◆ Written task:
State the number of lines in these records holding "close". Say nothing more.

(Structured figure records)
◆ ◆ ◆

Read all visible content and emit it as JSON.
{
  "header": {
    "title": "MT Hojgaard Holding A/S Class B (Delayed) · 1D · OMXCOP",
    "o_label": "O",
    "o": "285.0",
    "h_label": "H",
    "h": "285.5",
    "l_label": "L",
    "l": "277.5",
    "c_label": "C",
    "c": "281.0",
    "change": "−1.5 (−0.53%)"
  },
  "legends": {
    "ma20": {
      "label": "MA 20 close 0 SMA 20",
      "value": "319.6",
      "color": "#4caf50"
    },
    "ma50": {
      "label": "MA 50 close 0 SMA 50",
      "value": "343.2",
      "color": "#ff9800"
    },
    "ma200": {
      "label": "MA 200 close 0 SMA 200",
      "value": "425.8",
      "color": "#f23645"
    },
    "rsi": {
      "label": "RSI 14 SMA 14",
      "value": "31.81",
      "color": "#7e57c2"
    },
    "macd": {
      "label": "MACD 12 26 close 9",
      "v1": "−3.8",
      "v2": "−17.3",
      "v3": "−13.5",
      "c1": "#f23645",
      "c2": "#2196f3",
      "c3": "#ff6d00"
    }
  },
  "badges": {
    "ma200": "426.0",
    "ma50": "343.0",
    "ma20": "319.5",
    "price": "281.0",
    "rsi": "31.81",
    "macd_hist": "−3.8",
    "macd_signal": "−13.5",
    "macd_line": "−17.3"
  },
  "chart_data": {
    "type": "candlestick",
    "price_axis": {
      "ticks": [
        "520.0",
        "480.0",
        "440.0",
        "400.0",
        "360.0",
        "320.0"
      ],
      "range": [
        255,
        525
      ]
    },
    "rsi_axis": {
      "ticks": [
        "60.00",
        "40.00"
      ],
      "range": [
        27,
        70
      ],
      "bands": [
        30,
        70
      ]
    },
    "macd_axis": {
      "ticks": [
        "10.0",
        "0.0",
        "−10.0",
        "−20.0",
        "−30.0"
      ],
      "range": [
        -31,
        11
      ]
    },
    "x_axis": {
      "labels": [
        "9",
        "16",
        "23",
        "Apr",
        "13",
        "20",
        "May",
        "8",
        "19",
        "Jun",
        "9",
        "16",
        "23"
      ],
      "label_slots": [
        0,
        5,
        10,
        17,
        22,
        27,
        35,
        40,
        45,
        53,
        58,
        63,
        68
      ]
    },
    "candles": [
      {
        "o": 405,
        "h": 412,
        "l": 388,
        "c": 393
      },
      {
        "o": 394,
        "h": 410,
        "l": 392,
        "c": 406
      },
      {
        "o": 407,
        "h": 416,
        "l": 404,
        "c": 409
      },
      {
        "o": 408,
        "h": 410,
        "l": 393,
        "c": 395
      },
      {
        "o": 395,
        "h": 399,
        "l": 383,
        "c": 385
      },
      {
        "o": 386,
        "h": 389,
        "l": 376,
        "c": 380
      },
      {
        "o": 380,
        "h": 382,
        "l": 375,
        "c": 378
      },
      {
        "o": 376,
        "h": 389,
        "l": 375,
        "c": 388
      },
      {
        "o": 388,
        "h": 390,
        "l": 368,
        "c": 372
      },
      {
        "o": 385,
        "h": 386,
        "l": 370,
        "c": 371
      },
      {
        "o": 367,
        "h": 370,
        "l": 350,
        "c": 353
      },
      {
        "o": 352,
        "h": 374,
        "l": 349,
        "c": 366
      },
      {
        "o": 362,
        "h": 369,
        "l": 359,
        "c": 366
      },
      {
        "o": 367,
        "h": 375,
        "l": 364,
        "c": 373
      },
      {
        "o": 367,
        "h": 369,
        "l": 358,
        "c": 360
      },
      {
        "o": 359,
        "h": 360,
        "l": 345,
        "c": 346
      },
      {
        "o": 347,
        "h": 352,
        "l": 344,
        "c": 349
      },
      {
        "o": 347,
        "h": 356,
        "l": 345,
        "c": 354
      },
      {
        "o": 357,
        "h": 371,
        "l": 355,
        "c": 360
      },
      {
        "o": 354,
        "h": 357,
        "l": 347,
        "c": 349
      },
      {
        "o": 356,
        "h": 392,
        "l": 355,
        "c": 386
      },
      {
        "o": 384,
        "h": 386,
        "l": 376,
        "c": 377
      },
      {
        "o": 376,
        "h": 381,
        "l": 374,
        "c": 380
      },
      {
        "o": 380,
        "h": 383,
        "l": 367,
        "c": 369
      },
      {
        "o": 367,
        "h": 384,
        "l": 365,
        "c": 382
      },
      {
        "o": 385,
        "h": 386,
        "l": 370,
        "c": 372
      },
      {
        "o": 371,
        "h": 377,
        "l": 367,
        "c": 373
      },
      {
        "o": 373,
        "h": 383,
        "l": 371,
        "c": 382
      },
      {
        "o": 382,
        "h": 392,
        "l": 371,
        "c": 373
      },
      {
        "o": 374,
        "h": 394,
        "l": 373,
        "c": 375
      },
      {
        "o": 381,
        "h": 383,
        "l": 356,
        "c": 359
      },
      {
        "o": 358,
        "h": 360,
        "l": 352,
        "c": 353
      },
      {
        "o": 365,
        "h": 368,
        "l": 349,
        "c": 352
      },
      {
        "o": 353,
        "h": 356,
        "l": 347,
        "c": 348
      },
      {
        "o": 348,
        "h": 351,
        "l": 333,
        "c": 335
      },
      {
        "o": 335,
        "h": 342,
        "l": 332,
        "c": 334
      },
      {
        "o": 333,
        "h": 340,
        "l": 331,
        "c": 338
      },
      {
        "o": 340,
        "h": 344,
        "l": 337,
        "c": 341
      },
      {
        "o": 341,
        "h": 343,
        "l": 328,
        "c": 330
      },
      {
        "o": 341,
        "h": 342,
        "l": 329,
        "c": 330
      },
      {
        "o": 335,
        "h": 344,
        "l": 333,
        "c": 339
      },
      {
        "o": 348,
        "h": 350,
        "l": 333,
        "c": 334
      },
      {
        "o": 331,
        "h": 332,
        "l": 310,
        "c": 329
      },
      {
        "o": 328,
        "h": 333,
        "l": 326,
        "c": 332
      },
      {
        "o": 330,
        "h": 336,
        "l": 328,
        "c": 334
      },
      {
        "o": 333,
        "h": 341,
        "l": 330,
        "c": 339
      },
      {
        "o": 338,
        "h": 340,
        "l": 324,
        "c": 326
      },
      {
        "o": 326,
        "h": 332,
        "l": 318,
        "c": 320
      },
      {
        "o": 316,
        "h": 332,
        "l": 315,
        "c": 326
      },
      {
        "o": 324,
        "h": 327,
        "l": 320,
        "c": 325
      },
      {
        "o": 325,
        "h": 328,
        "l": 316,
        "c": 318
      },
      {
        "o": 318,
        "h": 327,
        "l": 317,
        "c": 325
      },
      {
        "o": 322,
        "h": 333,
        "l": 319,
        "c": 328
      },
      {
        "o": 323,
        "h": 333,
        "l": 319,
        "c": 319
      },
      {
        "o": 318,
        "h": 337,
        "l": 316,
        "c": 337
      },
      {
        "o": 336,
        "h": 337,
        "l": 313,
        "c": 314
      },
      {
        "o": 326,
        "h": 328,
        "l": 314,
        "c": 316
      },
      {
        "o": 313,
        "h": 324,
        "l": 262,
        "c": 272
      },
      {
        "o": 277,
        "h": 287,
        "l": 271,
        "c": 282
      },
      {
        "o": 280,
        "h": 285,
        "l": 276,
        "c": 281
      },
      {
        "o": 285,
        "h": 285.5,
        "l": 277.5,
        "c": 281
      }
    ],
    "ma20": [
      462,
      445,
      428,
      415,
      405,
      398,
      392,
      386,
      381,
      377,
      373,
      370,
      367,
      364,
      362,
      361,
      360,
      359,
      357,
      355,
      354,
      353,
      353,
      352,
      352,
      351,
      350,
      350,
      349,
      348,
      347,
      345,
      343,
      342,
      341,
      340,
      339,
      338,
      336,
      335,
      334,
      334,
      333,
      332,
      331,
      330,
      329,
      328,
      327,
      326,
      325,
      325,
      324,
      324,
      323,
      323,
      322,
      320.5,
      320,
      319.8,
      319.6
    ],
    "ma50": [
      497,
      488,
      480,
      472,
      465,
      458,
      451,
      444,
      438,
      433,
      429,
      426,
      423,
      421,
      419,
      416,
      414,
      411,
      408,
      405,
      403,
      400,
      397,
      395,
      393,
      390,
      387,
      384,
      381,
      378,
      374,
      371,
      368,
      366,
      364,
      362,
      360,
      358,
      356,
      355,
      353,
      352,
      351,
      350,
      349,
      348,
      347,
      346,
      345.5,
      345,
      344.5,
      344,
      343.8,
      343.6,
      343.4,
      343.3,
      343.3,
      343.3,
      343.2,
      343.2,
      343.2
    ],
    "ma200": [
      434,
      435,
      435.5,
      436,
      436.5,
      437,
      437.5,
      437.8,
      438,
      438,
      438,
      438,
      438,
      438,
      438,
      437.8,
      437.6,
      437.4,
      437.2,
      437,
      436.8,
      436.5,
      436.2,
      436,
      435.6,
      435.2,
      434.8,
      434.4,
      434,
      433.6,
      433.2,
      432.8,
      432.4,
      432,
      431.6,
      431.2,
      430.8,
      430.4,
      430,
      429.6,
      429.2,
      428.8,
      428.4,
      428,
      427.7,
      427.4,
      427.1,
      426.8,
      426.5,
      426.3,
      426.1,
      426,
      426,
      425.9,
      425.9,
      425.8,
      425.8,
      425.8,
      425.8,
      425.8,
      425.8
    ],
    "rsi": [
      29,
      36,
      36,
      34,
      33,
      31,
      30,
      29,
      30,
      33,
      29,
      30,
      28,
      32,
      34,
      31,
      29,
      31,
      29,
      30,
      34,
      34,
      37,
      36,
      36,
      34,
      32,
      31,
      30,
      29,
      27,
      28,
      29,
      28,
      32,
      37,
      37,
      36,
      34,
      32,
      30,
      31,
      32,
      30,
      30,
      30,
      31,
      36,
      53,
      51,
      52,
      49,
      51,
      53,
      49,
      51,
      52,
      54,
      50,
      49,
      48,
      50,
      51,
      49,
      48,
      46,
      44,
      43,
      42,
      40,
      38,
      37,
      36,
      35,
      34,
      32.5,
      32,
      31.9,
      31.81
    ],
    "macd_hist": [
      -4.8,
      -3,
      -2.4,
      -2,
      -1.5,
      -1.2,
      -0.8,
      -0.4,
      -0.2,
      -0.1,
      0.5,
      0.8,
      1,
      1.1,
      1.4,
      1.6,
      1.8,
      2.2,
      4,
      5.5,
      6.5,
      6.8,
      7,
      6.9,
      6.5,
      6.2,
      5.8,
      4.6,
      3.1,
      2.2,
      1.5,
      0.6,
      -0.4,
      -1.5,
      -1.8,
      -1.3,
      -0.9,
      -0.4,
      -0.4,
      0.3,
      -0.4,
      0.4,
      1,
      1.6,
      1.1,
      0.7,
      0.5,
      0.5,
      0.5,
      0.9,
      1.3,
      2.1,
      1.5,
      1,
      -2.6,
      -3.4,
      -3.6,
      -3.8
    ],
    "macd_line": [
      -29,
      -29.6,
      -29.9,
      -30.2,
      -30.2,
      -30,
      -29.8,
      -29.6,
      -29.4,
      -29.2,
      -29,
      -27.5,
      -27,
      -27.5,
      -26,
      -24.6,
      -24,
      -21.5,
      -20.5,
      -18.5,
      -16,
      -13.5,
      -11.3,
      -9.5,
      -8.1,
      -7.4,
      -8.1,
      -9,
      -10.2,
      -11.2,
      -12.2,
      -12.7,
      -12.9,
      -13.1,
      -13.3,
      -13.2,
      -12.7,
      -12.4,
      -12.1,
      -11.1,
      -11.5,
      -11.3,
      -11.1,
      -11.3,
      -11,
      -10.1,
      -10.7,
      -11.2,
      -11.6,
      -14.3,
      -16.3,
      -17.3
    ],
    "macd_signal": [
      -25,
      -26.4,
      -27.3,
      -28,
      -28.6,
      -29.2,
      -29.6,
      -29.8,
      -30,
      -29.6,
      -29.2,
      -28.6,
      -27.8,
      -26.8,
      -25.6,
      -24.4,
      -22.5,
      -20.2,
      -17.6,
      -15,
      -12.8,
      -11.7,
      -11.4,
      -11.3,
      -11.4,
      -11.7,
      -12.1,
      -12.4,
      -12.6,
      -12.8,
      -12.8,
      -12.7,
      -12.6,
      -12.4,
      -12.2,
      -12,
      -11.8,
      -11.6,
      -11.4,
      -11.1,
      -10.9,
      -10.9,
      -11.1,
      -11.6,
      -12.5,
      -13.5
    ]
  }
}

◆ ◆ ◆

◆ Response to the exercise:
4